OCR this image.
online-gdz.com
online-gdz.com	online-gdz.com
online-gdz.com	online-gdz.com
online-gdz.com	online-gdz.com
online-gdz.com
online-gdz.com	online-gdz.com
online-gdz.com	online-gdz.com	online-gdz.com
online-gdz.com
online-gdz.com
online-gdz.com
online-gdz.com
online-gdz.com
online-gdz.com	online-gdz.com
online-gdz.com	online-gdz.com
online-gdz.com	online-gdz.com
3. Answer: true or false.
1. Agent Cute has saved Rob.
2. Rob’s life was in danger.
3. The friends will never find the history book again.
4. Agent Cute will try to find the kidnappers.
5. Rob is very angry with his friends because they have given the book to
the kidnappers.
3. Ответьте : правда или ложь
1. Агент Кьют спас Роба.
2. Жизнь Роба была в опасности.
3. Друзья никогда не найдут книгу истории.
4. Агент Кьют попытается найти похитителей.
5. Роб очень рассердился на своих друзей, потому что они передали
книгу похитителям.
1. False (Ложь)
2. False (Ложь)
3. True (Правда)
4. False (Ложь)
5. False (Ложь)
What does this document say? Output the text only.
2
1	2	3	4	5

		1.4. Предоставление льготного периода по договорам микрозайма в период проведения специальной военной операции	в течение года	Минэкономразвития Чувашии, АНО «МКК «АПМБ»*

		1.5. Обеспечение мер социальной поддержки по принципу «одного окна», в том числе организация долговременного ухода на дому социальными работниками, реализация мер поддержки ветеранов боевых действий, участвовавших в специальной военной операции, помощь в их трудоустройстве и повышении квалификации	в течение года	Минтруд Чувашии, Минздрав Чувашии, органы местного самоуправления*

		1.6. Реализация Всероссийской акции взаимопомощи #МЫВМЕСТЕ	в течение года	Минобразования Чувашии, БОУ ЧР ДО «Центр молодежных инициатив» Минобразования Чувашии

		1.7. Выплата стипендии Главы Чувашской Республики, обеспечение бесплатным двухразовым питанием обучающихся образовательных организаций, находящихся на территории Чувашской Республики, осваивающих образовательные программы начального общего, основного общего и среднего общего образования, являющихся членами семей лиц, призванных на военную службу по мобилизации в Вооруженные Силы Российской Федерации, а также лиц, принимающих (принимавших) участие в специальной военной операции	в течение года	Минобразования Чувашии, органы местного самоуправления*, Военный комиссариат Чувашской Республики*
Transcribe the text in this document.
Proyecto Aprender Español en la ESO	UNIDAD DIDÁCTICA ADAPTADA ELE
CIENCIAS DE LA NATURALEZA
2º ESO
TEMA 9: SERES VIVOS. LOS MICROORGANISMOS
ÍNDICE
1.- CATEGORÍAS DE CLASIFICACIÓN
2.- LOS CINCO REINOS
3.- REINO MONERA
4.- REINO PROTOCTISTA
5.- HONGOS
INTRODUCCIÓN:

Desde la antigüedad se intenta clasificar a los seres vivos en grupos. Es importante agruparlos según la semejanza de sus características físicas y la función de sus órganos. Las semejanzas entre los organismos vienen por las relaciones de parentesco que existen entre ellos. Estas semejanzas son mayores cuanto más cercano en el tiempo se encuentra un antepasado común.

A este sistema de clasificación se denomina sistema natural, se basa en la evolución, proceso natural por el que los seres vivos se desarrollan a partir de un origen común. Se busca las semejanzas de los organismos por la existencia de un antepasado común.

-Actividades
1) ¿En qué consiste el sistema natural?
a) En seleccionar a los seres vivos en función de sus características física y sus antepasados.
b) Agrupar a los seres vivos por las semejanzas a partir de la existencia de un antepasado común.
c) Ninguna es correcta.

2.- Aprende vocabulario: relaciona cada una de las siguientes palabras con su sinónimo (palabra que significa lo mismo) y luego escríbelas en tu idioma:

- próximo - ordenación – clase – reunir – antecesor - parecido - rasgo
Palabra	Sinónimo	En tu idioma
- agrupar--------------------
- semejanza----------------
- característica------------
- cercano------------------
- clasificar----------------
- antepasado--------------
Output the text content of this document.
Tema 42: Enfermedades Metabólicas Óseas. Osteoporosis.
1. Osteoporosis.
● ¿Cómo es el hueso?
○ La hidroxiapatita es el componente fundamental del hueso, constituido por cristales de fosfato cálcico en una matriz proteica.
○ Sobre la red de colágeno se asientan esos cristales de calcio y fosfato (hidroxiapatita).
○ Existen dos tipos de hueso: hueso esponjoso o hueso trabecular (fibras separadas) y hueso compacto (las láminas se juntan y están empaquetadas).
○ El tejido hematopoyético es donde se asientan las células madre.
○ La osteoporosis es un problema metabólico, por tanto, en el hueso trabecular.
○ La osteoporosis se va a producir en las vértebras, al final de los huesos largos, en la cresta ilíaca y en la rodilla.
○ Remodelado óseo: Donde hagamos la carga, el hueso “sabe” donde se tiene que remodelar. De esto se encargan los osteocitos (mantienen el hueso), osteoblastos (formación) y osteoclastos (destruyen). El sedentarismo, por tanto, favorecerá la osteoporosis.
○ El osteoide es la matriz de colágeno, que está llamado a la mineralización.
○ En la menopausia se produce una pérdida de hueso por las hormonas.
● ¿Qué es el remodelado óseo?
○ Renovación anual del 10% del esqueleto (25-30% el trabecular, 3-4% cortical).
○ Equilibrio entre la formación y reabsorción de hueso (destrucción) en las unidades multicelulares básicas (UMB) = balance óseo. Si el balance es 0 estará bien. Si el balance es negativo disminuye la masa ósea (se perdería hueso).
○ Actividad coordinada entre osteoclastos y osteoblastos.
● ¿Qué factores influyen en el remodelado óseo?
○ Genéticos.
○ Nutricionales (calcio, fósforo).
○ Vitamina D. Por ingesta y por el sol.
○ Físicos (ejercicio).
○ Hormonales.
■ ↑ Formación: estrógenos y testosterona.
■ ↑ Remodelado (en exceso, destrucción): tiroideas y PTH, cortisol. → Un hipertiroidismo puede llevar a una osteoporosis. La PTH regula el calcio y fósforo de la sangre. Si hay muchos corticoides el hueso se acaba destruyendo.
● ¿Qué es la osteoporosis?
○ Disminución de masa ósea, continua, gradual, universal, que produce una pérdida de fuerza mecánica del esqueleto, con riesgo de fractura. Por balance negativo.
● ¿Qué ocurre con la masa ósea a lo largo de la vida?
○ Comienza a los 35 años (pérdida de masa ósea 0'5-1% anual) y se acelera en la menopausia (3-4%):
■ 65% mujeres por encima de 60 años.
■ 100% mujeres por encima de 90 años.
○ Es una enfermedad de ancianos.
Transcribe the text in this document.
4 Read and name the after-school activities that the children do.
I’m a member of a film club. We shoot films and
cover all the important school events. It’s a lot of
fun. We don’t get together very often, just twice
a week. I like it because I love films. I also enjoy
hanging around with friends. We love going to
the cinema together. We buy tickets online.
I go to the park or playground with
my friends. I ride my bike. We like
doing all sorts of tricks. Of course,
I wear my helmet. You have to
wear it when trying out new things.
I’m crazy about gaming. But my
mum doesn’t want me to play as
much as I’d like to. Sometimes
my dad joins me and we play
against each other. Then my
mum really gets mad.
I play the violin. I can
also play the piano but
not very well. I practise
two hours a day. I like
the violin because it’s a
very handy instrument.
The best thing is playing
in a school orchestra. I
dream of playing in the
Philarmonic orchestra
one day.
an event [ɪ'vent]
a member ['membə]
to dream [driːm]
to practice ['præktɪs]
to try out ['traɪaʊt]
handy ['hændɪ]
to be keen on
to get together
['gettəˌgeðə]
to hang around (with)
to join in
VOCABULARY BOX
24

- Job
Pick out and copy the lines of the material that include the word "операции".

- Exercise solution
		1.4. Предоставление льготного периода по договорам микрозайма в период проведения специальной военной операции	в течение года	Минэкономразвития Чувашии, АНО «МКК «АПМБ»*
		1.5. Обеспечение мер социальной поддержки по принципу «одного окна», в том числе организация долговременного ухода на дому социальными работниками, реализация мер поддержки ветеранов боевых действий, участвовавших в специальной военной операции, помощь в их трудоустройстве и повышении квалификации	в течение года	Минтруд Чувашии, Минздрав Чувашии, органы местного самоуправления*
		1.7. Выплата стипендии Главы Чувашской Республики, обеспечение бесплатным двухразовым питанием обучающихся образовательных организаций, находящихся на территории Чувашской Республики, осваивающих образовательные программы начального общего, основного общего и среднего общего образования, являющихся членами семей лиц, призванных на военную службу по мобилизации в Вооруженные Силы Российской Федерации, а также лиц, принимающих (принимавших) участие в специальной военной операции	в течение года	Минобразования Чувашии, органы местного самоуправления*, Военный комиссариат Чувашской Республики*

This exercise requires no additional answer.